Data listing:
++++++
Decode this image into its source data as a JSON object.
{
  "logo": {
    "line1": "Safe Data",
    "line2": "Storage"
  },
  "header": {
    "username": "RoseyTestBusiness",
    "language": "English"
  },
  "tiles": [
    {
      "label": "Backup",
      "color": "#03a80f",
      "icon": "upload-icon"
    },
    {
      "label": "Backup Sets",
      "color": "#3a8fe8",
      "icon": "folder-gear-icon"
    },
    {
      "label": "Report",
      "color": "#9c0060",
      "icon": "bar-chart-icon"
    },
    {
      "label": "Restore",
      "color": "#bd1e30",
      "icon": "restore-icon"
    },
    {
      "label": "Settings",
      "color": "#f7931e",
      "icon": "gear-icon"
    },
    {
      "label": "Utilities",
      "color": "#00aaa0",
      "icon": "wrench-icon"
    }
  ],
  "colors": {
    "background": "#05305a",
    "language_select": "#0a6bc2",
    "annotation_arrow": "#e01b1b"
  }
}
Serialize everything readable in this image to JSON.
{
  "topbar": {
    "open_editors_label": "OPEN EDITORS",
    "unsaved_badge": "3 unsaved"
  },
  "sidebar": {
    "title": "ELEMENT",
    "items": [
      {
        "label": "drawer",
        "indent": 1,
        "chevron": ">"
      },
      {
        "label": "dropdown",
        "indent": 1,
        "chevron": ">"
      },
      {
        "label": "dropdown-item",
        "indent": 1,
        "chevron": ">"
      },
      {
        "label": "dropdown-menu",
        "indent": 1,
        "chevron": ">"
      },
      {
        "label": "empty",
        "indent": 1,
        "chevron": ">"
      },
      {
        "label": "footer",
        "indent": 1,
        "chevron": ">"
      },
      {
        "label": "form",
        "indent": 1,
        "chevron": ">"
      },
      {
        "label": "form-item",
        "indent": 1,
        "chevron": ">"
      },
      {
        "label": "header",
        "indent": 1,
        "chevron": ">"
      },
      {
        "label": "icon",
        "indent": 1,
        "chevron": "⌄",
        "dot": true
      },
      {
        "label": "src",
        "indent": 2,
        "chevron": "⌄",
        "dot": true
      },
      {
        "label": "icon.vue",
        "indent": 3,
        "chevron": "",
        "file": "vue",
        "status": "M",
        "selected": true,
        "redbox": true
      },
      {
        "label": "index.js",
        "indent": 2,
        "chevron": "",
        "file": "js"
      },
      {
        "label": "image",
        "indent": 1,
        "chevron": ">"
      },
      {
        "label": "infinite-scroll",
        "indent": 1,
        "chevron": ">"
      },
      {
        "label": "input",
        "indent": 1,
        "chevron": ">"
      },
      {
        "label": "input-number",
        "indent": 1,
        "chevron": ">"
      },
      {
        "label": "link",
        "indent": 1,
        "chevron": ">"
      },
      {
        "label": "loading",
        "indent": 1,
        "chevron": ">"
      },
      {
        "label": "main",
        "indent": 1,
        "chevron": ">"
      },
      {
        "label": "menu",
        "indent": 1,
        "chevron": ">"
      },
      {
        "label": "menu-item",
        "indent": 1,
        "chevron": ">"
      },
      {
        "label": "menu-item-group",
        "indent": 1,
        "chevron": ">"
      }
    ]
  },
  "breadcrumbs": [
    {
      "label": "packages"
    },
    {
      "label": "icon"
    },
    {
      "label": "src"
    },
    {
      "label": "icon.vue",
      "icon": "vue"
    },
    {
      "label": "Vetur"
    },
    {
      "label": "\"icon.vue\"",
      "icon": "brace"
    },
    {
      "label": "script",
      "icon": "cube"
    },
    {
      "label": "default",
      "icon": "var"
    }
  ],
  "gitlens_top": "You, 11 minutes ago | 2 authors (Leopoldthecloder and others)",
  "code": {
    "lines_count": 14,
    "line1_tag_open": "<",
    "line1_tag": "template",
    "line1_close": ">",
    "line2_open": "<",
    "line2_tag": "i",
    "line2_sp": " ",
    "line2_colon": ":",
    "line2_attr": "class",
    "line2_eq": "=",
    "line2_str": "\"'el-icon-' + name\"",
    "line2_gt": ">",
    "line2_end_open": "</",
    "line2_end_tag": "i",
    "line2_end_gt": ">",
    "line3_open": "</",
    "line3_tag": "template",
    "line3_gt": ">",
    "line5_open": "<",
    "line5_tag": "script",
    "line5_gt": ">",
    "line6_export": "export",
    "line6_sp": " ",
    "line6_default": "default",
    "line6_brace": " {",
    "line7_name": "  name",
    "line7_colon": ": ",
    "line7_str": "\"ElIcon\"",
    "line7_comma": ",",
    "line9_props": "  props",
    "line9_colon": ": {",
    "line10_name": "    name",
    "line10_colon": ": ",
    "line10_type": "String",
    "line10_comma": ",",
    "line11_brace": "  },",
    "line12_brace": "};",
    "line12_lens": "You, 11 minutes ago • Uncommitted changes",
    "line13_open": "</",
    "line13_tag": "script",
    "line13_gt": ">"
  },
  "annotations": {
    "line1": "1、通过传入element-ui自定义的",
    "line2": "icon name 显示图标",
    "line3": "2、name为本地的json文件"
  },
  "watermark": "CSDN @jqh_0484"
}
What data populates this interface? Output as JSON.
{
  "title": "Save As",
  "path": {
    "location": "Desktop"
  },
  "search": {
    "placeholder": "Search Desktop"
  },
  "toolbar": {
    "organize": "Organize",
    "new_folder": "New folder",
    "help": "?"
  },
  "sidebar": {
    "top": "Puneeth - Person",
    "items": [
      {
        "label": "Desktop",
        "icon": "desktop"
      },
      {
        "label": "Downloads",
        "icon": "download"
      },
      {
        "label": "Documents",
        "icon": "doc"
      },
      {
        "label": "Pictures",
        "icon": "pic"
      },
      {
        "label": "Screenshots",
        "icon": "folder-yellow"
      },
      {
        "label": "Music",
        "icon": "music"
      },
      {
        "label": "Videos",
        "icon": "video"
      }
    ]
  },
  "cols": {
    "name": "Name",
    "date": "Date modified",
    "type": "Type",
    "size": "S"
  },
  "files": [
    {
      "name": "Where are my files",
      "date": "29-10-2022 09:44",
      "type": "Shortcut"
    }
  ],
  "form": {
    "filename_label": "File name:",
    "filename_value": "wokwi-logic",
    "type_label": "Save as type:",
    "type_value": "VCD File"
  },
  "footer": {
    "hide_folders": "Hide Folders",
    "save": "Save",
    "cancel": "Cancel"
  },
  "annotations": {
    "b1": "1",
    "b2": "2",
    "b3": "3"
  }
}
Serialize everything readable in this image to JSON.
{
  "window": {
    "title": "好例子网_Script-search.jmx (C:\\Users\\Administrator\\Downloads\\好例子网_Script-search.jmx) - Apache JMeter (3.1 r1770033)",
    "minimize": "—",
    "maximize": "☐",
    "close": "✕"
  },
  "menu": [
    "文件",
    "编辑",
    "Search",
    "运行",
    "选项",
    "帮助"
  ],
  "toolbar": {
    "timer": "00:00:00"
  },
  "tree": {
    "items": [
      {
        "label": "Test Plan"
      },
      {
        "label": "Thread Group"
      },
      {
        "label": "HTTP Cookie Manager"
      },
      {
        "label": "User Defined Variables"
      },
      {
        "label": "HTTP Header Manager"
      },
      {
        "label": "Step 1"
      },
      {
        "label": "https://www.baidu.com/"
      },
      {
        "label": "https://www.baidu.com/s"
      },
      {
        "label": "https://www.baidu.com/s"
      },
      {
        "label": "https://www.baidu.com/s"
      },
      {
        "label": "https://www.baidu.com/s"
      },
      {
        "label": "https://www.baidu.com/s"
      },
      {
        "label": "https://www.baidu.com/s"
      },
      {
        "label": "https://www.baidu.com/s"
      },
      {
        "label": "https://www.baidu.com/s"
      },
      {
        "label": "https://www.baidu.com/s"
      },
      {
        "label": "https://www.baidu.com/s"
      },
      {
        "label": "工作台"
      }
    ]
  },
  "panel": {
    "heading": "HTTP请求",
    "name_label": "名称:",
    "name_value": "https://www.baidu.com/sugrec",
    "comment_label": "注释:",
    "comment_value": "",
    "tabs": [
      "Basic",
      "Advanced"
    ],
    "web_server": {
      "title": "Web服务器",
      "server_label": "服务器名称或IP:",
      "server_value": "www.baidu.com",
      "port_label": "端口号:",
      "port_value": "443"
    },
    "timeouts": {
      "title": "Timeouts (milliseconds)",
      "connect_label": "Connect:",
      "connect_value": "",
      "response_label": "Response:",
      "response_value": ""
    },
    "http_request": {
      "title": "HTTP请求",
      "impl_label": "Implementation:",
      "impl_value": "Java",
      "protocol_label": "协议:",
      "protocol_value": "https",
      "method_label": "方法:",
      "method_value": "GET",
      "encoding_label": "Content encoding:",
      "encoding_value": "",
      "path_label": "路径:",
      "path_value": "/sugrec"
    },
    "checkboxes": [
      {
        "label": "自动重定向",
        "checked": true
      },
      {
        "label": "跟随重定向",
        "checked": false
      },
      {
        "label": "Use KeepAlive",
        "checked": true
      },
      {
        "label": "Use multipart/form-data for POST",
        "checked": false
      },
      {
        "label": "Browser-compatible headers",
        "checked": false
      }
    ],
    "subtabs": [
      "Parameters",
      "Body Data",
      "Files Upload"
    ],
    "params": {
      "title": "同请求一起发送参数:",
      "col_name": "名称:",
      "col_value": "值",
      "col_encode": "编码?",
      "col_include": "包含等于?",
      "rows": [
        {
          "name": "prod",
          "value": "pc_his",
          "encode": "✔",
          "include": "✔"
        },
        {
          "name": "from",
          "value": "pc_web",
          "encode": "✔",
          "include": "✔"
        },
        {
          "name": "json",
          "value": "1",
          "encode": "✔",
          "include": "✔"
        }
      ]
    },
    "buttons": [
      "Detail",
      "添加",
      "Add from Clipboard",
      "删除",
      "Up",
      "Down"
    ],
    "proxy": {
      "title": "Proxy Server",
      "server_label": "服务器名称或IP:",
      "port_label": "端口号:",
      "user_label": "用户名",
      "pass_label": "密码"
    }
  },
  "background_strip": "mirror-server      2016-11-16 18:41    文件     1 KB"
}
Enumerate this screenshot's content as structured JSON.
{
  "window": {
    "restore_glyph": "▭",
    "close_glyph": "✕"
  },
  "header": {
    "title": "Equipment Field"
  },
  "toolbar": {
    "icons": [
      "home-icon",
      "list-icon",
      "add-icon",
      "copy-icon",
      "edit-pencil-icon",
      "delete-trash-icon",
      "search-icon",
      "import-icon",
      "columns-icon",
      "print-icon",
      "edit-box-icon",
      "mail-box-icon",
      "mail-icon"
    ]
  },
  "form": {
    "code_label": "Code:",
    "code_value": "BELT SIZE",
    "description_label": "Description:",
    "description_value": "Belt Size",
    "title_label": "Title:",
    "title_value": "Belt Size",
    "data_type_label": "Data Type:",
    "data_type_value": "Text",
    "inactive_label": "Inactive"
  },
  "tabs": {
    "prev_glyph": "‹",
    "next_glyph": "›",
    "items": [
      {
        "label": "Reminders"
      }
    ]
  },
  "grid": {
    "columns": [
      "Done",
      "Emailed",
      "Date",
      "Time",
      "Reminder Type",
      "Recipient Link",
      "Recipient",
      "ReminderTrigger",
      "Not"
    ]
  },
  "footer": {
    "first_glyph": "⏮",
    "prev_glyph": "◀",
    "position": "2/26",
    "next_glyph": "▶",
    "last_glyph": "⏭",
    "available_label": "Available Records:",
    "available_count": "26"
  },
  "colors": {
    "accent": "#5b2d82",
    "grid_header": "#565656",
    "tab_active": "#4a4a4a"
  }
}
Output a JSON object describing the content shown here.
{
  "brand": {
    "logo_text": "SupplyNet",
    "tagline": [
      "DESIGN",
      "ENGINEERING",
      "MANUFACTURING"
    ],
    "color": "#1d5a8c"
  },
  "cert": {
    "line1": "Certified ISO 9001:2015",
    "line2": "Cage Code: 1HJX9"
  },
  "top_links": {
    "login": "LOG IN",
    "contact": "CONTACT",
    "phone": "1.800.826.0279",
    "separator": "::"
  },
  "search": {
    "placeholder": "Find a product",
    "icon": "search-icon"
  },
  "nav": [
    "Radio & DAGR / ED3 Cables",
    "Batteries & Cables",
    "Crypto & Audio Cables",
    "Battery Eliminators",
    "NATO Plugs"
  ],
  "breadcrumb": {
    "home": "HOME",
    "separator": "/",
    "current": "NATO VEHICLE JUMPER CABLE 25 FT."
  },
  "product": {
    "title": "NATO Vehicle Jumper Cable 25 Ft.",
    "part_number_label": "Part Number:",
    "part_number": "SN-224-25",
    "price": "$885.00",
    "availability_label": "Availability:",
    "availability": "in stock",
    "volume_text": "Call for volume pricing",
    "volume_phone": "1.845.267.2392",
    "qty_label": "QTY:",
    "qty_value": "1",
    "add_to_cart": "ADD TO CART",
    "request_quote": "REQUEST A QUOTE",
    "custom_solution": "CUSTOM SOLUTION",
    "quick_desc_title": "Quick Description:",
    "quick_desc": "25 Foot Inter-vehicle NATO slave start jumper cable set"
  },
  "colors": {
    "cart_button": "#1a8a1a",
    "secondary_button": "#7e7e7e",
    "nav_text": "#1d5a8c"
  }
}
++++++
# STATED PROBLEM
Scan the material above. Return every line containing the string "Downloads".

# RESULT OF THIS EXERCISE
        "label": "Downloads",
    "title": "好例子网_Script-search.jmx (C:\\Users\\Administrator\\Downloads\\好例子网_Script-search.jmx) - Apache JMeter (3.1 r1770033)",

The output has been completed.